**GIVEN DATA:**
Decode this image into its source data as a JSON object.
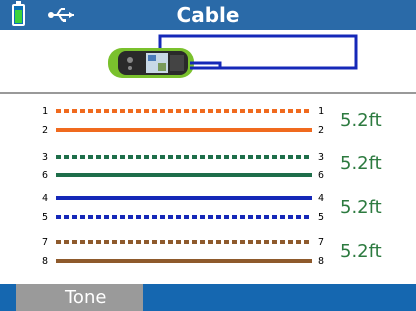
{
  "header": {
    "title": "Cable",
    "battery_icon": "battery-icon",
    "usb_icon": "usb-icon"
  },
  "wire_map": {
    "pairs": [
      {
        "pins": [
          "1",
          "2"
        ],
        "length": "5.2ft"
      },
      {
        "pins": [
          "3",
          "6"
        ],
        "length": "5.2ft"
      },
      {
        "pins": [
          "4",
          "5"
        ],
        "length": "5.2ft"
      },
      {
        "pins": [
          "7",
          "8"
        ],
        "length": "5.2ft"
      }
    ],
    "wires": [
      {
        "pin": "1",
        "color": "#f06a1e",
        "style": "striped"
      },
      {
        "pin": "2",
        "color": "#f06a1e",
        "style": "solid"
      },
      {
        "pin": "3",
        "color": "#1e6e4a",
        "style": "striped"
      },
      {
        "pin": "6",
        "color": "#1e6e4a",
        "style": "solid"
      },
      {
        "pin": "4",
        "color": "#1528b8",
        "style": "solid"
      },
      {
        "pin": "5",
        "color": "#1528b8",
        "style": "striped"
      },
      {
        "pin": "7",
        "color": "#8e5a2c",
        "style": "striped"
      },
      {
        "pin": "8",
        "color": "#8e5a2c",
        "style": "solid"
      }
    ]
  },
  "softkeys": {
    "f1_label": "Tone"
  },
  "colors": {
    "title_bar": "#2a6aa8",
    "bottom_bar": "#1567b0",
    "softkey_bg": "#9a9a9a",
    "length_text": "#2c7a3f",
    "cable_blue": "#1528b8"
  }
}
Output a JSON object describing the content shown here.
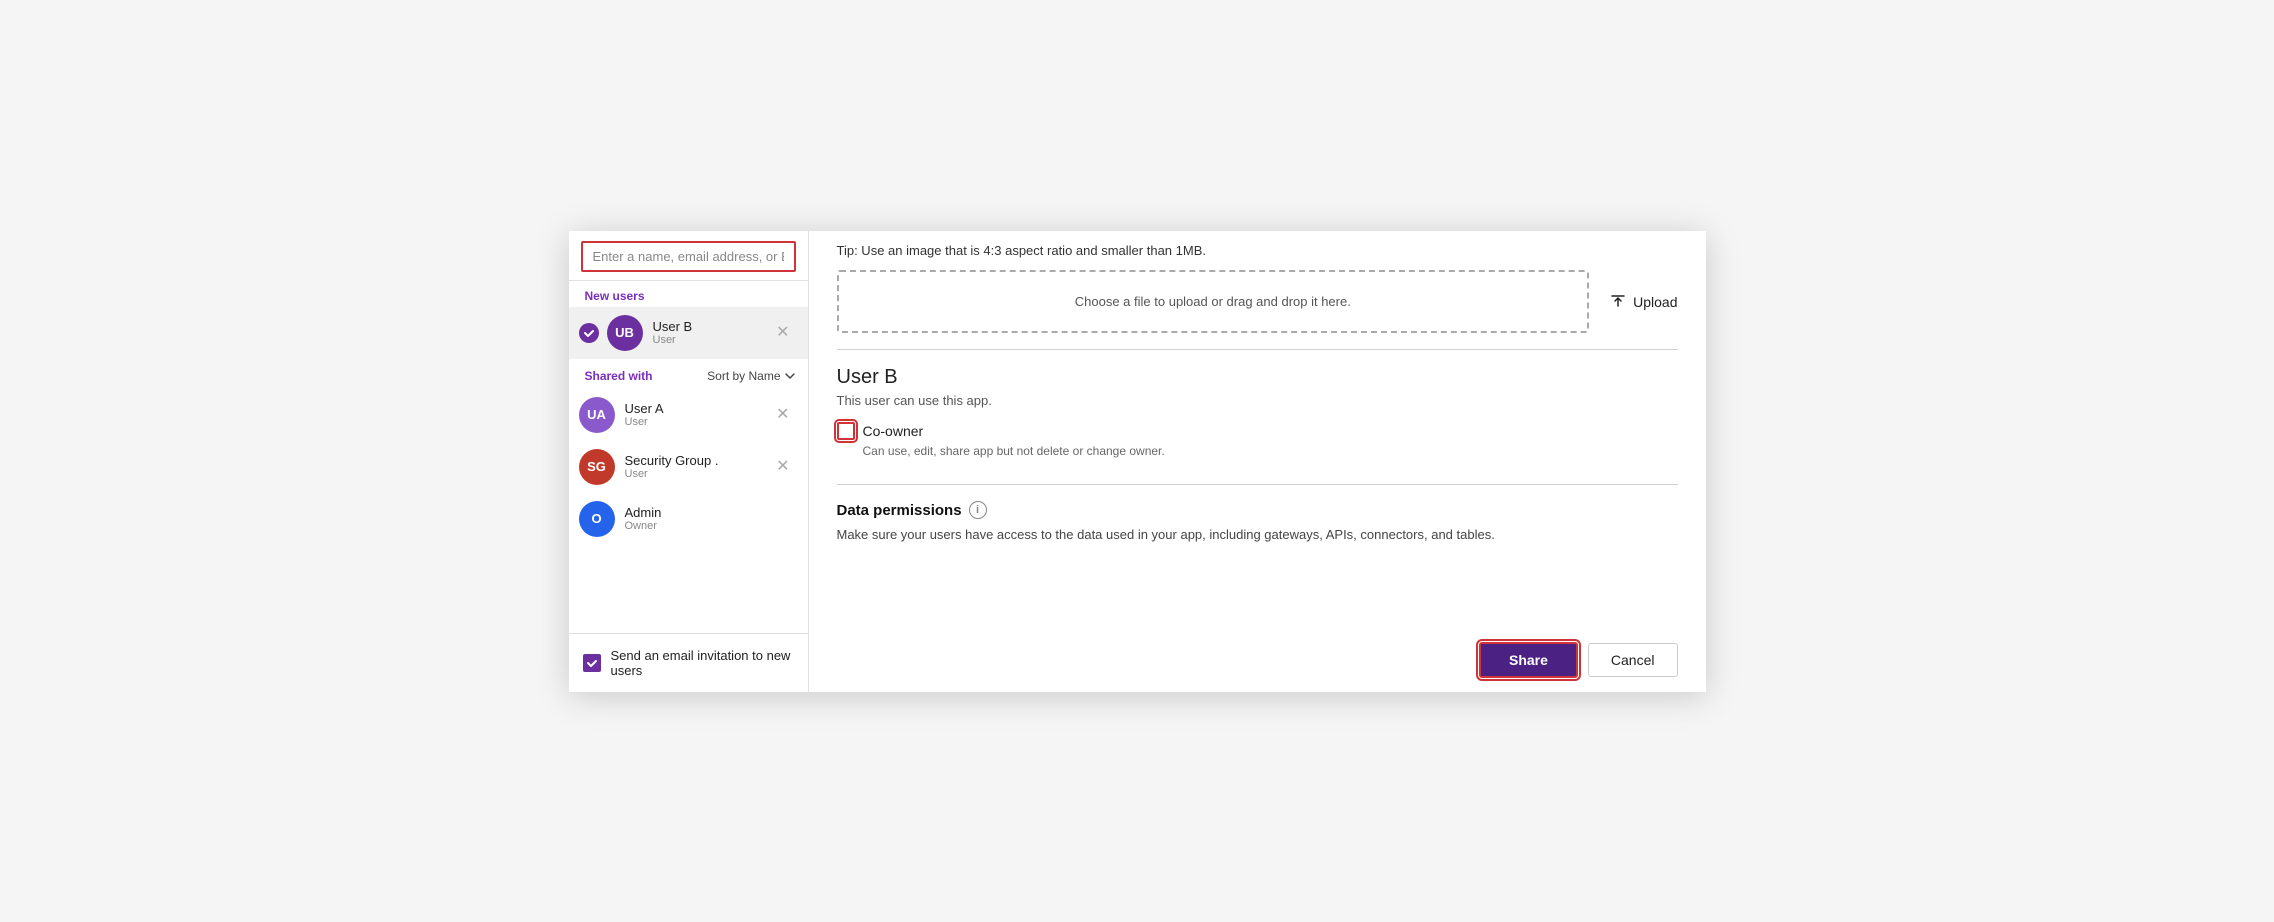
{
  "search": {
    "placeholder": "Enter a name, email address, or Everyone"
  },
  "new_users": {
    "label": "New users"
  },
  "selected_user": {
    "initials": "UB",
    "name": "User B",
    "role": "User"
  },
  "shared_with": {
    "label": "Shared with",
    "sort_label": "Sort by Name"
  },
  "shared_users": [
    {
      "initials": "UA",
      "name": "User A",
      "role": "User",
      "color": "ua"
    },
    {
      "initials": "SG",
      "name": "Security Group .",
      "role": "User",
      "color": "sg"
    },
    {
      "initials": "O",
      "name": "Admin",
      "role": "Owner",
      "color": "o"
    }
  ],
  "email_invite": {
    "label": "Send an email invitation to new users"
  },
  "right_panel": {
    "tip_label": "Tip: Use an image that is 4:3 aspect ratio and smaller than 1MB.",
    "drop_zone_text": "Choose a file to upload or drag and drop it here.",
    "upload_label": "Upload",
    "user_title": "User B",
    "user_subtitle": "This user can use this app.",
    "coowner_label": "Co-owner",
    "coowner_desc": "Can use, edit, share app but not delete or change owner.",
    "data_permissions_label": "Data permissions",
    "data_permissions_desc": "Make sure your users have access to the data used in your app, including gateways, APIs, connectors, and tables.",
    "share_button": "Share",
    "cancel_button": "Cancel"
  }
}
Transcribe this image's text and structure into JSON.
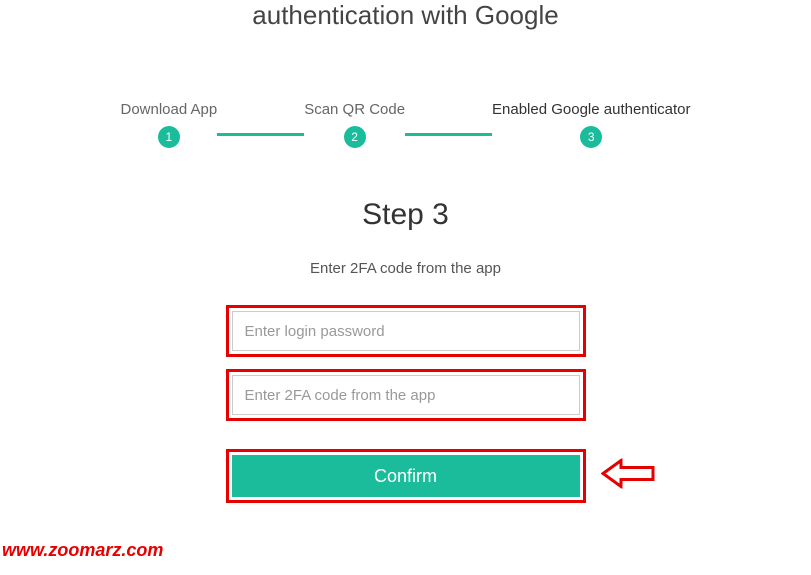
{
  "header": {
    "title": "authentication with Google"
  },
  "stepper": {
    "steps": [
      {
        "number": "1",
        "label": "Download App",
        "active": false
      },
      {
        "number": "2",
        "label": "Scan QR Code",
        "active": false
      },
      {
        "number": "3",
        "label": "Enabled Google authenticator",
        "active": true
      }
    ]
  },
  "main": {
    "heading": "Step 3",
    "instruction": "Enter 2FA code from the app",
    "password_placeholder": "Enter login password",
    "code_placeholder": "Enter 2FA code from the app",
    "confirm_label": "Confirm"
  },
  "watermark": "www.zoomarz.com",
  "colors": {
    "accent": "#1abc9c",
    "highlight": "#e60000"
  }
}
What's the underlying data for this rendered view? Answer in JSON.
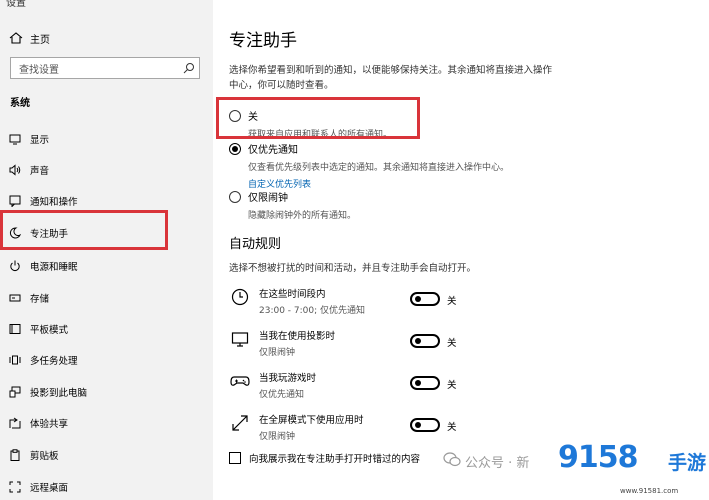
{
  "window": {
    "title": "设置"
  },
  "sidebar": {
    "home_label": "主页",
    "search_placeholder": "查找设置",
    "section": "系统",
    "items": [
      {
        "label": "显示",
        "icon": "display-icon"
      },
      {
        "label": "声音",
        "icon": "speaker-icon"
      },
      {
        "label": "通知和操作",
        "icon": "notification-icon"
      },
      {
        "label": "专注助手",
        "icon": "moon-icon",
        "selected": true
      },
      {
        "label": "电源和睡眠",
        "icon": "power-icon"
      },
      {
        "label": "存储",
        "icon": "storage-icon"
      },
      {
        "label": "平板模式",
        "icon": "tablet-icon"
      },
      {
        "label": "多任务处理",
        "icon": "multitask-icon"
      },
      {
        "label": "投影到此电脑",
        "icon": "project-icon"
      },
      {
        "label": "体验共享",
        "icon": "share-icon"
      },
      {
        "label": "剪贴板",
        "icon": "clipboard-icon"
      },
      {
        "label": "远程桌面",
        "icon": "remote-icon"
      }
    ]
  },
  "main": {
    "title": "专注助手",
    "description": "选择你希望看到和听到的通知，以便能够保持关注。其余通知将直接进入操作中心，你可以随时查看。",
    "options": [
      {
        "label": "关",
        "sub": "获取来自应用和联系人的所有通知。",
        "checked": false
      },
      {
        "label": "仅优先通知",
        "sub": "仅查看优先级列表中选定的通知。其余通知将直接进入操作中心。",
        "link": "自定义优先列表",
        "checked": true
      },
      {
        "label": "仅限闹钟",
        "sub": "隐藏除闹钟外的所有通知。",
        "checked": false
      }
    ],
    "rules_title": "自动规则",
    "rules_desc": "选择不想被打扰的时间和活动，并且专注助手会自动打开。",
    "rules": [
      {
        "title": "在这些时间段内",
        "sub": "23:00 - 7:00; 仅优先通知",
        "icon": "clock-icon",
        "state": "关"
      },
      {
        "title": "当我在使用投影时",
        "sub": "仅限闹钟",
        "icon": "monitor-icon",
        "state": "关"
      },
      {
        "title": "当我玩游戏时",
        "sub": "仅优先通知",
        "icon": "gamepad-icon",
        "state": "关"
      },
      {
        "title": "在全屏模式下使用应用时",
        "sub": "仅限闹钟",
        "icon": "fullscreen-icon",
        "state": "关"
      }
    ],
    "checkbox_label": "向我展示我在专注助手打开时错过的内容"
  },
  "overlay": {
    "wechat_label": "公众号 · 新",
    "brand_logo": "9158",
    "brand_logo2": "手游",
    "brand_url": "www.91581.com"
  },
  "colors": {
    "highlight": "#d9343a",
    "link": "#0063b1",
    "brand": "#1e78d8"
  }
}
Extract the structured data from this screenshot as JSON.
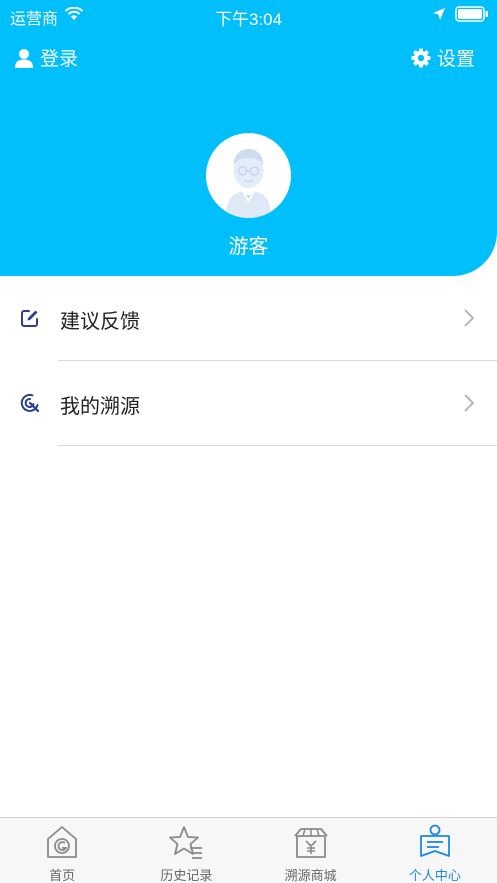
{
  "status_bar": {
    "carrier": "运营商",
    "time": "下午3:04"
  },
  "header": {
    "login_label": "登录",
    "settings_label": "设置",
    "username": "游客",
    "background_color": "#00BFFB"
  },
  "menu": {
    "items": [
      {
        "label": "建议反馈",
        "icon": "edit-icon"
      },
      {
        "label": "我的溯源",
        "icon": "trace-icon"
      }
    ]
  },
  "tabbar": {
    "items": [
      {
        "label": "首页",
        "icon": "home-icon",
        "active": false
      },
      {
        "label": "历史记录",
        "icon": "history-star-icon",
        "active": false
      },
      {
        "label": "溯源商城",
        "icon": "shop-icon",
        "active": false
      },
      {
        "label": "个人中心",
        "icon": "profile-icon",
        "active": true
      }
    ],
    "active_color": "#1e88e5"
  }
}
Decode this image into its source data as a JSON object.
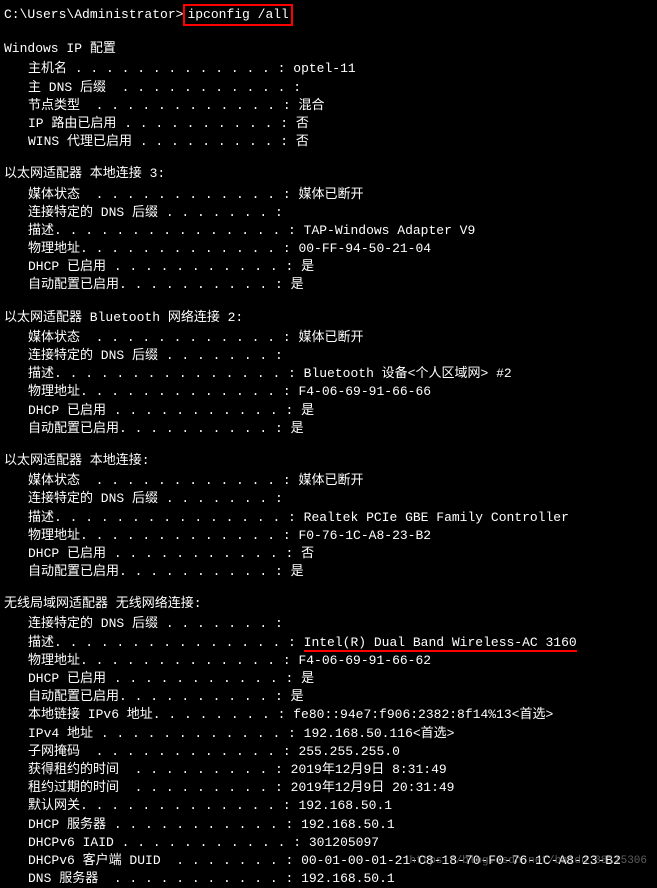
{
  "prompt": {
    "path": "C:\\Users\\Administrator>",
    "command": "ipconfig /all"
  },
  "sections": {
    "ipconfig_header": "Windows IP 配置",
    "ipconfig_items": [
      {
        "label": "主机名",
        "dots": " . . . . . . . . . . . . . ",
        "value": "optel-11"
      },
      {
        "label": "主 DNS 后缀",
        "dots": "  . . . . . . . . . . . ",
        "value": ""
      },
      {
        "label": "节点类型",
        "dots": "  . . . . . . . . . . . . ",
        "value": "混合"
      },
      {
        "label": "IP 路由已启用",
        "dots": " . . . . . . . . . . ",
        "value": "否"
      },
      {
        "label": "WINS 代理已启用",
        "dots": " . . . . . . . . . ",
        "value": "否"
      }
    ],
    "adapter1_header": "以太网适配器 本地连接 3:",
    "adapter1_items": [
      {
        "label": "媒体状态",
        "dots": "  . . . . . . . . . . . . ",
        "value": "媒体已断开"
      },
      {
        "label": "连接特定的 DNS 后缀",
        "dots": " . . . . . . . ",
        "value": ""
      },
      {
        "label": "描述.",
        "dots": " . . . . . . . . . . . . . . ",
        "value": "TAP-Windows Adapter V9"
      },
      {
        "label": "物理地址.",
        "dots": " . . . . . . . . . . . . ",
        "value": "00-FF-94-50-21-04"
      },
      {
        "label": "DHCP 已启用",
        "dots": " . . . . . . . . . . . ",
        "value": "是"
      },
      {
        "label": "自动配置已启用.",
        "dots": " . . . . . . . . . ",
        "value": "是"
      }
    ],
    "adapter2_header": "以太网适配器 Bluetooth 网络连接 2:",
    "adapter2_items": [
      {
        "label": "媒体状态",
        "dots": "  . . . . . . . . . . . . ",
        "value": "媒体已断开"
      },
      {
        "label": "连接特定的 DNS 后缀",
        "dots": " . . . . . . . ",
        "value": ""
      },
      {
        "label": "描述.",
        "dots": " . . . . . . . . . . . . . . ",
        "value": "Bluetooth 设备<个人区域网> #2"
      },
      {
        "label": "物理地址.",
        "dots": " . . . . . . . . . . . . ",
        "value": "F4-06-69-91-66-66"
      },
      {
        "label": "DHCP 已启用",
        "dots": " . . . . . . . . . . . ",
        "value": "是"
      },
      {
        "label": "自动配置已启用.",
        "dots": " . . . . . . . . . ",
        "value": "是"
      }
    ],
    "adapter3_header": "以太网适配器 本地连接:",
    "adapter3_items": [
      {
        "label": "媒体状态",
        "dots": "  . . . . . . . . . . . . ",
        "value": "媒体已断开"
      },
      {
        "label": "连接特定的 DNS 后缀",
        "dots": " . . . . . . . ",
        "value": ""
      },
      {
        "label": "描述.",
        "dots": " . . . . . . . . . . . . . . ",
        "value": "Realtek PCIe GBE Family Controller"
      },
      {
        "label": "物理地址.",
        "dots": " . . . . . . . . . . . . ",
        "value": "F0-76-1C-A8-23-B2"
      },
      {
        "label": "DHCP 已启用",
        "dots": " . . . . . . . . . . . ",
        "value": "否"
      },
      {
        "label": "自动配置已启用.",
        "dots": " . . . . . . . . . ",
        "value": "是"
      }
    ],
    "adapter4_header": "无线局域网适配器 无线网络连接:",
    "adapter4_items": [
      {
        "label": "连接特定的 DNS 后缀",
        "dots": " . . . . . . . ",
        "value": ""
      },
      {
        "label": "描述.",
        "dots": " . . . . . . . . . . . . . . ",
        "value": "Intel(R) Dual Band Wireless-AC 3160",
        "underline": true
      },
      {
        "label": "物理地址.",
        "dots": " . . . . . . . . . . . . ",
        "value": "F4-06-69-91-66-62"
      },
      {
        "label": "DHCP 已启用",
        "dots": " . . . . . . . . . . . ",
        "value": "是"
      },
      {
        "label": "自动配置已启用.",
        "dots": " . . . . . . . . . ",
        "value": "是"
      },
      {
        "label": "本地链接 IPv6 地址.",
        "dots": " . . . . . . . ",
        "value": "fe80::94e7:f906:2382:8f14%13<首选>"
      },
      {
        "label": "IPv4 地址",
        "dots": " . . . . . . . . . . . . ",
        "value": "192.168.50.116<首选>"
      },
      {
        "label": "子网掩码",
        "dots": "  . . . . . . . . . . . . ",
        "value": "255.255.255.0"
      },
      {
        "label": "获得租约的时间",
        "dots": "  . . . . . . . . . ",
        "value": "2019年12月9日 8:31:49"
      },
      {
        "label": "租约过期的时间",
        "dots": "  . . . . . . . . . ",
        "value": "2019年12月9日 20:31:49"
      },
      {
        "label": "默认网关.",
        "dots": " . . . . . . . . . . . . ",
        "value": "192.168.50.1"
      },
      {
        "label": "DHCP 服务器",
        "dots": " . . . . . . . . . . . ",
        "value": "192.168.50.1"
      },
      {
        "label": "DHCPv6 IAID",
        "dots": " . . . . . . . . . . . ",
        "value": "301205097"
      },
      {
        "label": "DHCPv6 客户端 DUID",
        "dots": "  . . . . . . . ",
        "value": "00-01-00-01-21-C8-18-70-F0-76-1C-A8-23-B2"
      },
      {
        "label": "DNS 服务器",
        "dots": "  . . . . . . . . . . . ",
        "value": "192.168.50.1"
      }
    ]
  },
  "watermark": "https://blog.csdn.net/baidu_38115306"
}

**TASK TO CARRY OUT:** All lines in the data that contain the word "本地连接" should be copied.

**FINAL RESULT:**
    "adapter1_header": "以太网适配器 本地连接 3:",
    "adapter3_header": "以太网适配器 本地连接:",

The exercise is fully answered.